Given records

——————

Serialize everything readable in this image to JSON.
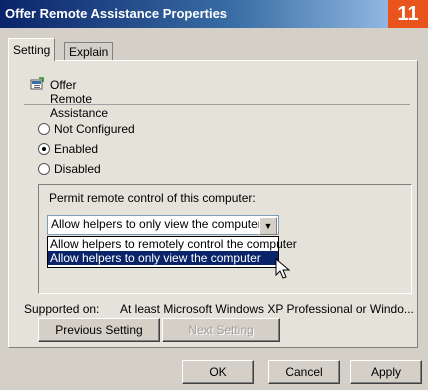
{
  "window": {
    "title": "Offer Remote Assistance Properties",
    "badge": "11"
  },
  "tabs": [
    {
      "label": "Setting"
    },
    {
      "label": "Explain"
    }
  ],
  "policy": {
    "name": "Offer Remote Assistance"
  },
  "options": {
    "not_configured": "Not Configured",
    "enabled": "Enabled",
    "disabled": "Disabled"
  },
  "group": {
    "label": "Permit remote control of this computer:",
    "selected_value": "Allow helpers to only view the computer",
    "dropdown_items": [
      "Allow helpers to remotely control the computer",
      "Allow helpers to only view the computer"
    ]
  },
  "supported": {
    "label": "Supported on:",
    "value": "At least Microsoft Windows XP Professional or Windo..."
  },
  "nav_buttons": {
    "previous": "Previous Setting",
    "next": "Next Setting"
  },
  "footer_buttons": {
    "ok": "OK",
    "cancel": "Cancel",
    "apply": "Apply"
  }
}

——————

What to produce
Return each line of the listing that holds the string "Assistance".

Exercise result
    "title": "Offer Remote Assistance Properties",
    "name": "Offer Remote Assistance"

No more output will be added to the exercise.